= TASK STATEMENT =
Give the data again, word for word.

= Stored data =
# # #
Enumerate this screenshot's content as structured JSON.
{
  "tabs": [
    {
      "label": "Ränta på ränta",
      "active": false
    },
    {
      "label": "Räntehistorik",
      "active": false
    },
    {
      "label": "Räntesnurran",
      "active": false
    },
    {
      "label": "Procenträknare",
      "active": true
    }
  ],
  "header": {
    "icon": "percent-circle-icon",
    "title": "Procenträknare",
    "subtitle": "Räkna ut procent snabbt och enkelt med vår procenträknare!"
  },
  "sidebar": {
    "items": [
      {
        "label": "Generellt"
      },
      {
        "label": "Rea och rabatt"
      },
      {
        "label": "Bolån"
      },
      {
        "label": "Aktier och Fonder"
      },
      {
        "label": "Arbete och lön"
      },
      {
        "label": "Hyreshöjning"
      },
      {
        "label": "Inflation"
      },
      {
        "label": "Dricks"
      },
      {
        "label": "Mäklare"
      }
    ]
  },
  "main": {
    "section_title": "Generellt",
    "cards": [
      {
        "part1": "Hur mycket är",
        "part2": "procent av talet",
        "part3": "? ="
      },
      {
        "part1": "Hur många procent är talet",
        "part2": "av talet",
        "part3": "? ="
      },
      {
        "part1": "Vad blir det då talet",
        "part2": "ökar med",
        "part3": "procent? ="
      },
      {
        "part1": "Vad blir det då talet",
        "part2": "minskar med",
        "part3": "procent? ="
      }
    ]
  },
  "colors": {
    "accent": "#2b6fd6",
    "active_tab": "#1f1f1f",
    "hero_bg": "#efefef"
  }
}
# # #
= ANSWER =
Enumerate this screenshot's content as structured JSON.
{
  "tabs": [
    {
      "label": "Ränta på ränta",
      "active": false
    },
    {
      "label": "Räntehistorik",
      "active": false
    },
    {
      "label": "Räntesnurran",
      "active": false
    },
    {
      "label": "Procenträknare",
      "active": true
    }
  ],
  "header": {
    "icon": "percent-circle-icon",
    "title": "Procenträknare",
    "subtitle": "Räkna ut procent snabbt och enkelt med vår procenträknare!"
  },
  "sidebar": {
    "items": [
      {
        "label": "Generellt"
      },
      {
        "label": "Rea och rabatt"
      },
      {
        "label": "Bolån"
      },
      {
        "label": "Aktier och Fonder"
      },
      {
        "label": "Arbete och lön"
      },
      {
        "label": "Hyreshöjning"
      },
      {
        "label": "Inflation"
      },
      {
        "label": "Dricks"
      },
      {
        "label": "Mäklare"
      }
    ]
  },
  "main": {
    "section_title": "Generellt",
    "cards": [
      {
        "part1": "Hur mycket är",
        "part2": "procent av talet",
        "part3": "? ="
      },
      {
        "part1": "Hur många procent är talet",
        "part2": "av talet",
        "part3": "? ="
      },
      {
        "part1": "Vad blir det då talet",
        "part2": "ökar med",
        "part3": "procent? ="
      },
      {
        "part1": "Vad blir det då talet",
        "part2": "minskar med",
        "part3": "procent? ="
      }
    ]
  },
  "colors": {
    "accent": "#2b6fd6",
    "active_tab": "#1f1f1f",
    "hero_bg": "#efefef"
  }
}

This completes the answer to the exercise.